**Aim of the exercise:** In the entries that follow, locate the line with "Output the underlying", then restate that line and all later lines exactly as they appear, leaving pictures out.

★ ★ ★ ★

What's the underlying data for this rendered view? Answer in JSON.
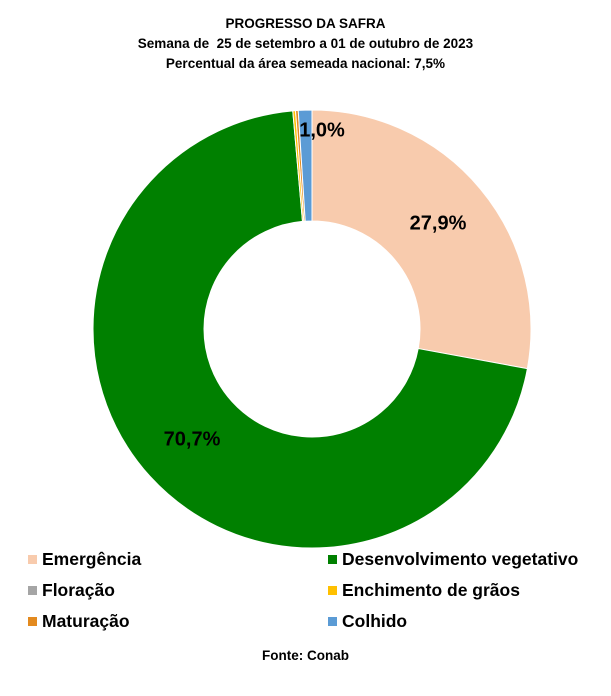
{
  "chart_data": {
    "type": "pie",
    "variant": "donut",
    "title": "PROGRESSO DA SAFRA",
    "subtitle_1": "Semana de  25 de setembro a 01 de outubro de 2023",
    "subtitle_2": "Percentual da área semeada nacional: 7,5%",
    "series": [
      {
        "name": "Emergência",
        "value": 27.9,
        "label": "27,9%",
        "color": "#f8cbad"
      },
      {
        "name": "Desenvolvimento vegetativo",
        "value": 70.7,
        "label": "70,7%",
        "color": "#008000"
      },
      {
        "name": "Floração",
        "value": 0.0,
        "label": "",
        "color": "#a5a5a5"
      },
      {
        "name": "Enchimento de grãos",
        "value": 0.2,
        "label": "",
        "color": "#ffc000"
      },
      {
        "name": "Maturação",
        "value": 0.2,
        "label": "",
        "color": "#e38a1f"
      },
      {
        "name": "Colhido",
        "value": 1.0,
        "label": "1,0%",
        "color": "#5b9bd5"
      }
    ],
    "legend_position": "bottom",
    "source": "Fonte: Conab"
  }
}
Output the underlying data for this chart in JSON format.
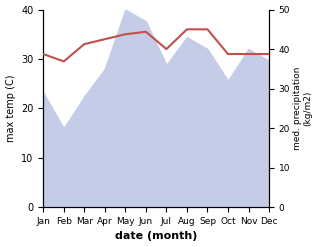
{
  "months": [
    "Jan",
    "Feb",
    "Mar",
    "Apr",
    "May",
    "Jun",
    "Jul",
    "Aug",
    "Sep",
    "Oct",
    "Nov",
    "Dec"
  ],
  "max_temp": [
    31.0,
    29.5,
    33.0,
    34.0,
    35.0,
    35.5,
    32.0,
    36.0,
    36.0,
    31.0,
    31.0,
    31.0
  ],
  "precipitation": [
    29,
    20,
    28,
    35,
    50,
    47,
    36,
    43,
    40,
    32,
    40,
    37
  ],
  "temp_color": "#c0504d",
  "precip_fill_color": "#c5cce8",
  "xlabel": "date (month)",
  "ylabel_left": "max temp (C)",
  "ylabel_right": "med. precipitation\n(kg/m2)",
  "ylim_left": [
    0,
    40
  ],
  "ylim_right": [
    0,
    50
  ],
  "yticks_left": [
    0,
    10,
    20,
    30,
    40
  ],
  "yticks_right": [
    0,
    10,
    20,
    30,
    40,
    50
  ],
  "background_color": "#ffffff",
  "fig_width": 3.18,
  "fig_height": 2.47,
  "dpi": 100
}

★ ★ ★ ★

**Result of the exercise:**
Output the underlying data for this chart in JSON format.
{
  "months": [
    "Jan",
    "Feb",
    "Mar",
    "Apr",
    "May",
    "Jun",
    "Jul",
    "Aug",
    "Sep",
    "Oct",
    "Nov",
    "Dec"
  ],
  "max_temp": [
    31.0,
    29.5,
    33.0,
    34.0,
    35.0,
    35.5,
    32.0,
    36.0,
    36.0,
    31.0,
    31.0,
    31.0
  ],
  "precipitation": [
    29,
    20,
    28,
    35,
    50,
    47,
    36,
    43,
    40,
    32,
    40,
    37
  ],
  "temp_color": "#c0504d",
  "precip_fill_color": "#c5cce8",
  "xlabel": "date (month)",
  "ylabel_left": "max temp (C)",
  "ylabel_right": "med. precipitation\n(kg/m2)",
  "ylim_left": [
    0,
    40
  ],
  "ylim_right": [
    0,
    50
  ],
  "yticks_left": [
    0,
    10,
    20,
    30,
    40
  ],
  "yticks_right": [
    0,
    10,
    20,
    30,
    40,
    50
  ],
  "background_color": "#ffffff",
  "fig_width": 3.18,
  "fig_height": 2.47,
  "dpi": 100
}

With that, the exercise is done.